▸ THE TASK
Word for word, retype every entry in the listing.

▸ Stored data entries

__________

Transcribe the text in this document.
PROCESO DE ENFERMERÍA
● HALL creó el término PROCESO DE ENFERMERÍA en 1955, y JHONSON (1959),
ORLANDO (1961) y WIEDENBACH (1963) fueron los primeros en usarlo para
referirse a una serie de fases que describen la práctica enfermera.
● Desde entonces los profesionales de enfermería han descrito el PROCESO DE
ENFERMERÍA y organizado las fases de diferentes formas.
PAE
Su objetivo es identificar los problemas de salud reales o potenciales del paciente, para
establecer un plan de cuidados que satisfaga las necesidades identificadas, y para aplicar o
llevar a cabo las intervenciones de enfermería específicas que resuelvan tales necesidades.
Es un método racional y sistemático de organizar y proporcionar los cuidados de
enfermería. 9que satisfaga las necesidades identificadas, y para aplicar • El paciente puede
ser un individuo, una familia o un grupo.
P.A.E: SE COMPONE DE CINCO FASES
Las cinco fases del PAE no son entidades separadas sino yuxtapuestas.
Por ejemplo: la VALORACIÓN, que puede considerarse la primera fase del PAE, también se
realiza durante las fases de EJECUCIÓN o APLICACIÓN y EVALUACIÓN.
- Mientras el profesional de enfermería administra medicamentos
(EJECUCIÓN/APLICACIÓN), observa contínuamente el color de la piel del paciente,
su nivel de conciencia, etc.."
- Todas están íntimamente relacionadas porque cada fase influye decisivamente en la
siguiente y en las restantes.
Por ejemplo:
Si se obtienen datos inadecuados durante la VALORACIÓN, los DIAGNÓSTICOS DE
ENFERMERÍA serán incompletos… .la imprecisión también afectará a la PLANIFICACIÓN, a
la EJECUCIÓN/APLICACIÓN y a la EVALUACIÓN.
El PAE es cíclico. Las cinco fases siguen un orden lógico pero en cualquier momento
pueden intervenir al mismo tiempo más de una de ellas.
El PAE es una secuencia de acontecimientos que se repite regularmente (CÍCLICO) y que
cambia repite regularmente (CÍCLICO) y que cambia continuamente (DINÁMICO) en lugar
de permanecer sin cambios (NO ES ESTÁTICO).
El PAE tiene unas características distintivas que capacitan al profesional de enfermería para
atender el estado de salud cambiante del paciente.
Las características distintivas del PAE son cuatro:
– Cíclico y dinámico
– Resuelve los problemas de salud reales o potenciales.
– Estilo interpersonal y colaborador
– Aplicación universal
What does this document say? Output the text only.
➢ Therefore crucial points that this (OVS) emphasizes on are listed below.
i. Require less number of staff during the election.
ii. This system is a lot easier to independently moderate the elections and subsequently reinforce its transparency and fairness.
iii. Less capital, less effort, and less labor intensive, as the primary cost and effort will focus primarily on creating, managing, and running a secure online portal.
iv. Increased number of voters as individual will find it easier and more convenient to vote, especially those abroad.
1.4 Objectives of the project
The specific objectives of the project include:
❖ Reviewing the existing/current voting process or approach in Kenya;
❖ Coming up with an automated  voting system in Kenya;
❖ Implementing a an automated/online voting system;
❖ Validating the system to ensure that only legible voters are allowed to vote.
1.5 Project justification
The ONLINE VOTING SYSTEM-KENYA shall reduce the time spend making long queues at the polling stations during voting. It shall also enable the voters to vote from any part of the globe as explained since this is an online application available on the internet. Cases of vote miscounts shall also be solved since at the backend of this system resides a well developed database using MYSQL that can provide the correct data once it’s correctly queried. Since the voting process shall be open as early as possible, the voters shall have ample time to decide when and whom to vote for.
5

__________

▸ EXERCISE RESPONSE
Transcribe the text in this document.
PROCESO DE ENFERMERÍA
● HALL creó el término PROCESO DE ENFERMERÍA en 1955, y JHONSON (1959),
ORLANDO (1961) y WIEDENBACH (1963) fueron los primeros en usarlo para
referirse a una serie de fases que describen la práctica enfermera.
● Desde entonces los profesionales de enfermería han descrito el PROCESO DE
ENFERMERÍA y organizado las fases de diferentes formas.
PAE
Su objetivo es identificar los problemas de salud reales o potenciales del paciente, para
establecer un plan de cuidados que satisfaga las necesidades identificadas, y para aplicar o
llevar a cabo las intervenciones de enfermería específicas que resuelvan tales necesidades.
Es un método racional y sistemático de organizar y proporcionar los cuidados de
enfermería. 9que satisfaga las necesidades identificadas, y para aplicar • El paciente puede
ser un individuo, una familia o un grupo.
P.A.E: SE COMPONE DE CINCO FASES
Las cinco fases del PAE no son entidades separadas sino yuxtapuestas.
Por ejemplo: la VALORACIÓN, que puede considerarse la primera fase del PAE, también se
realiza durante las fases de EJECUCIÓN o APLICACIÓN y EVALUACIÓN.
- Mientras el profesional de enfermería administra medicamentos
(EJECUCIÓN/APLICACIÓN), observa contínuamente el color de la piel del paciente,
su nivel de conciencia, etc.."
- Todas están íntimamente relacionadas porque cada fase influye decisivamente en la
siguiente y en las restantes.
Por ejemplo:
Si se obtienen datos inadecuados durante la VALORACIÓN, los DIAGNÓSTICOS DE
ENFERMERÍA serán incompletos… .la imprecisión también afectará a la PLANIFICACIÓN, a
la EJECUCIÓN/APLICACIÓN y a la EVALUACIÓN.
El PAE es cíclico. Las cinco fases siguen un orden lógico pero en cualquier momento
pueden intervenir al mismo tiempo más de una de ellas.
El PAE es una secuencia de acontecimientos que se repite regularmente (CÍCLICO) y que
cambia repite regularmente (CÍCLICO) y que cambia continuamente (DINÁMICO) en lugar
de permanecer sin cambios (NO ES ESTÁTICO).
El PAE tiene unas características distintivas que capacitan al profesional de enfermería para
atender el estado de salud cambiante del paciente.
Las características distintivas del PAE son cuatro:
– Cíclico y dinámico
– Resuelve los problemas de salud reales o potenciales.
– Estilo interpersonal y colaborador
– Aplicación universal
What does this document say? Output the text only.
➢ Therefore crucial points that this (OVS) emphasizes on are listed below.
i. Require less number of staff during the election.
ii. This system is a lot easier to independently moderate the elections and subsequently reinforce its transparency and fairness.
iii. Less capital, less effort, and less labor intensive, as the primary cost and effort will focus primarily on creating, managing, and running a secure online portal.
iv. Increased number of voters as individual will find it easier and more convenient to vote, especially those abroad.
1.4 Objectives of the project
The specific objectives of the project include:
❖ Reviewing the existing/current voting process or approach in Kenya;
❖ Coming up with an automated  voting system in Kenya;
❖ Implementing a an automated/online voting system;
❖ Validating the system to ensure that only legible voters are allowed to vote.
1.5 Project justification
The ONLINE VOTING SYSTEM-KENYA shall reduce the time spend making long queues at the polling stations during voting. It shall also enable the voters to vote from any part of the globe as explained since this is an online application available on the internet. Cases of vote miscounts shall also be solved since at the backend of this system resides a well developed database using MYSQL that can provide the correct data once it’s correctly queried. Since the voting process shall be open as early as possible, the voters shall have ample time to decide when and whom to vote for.
5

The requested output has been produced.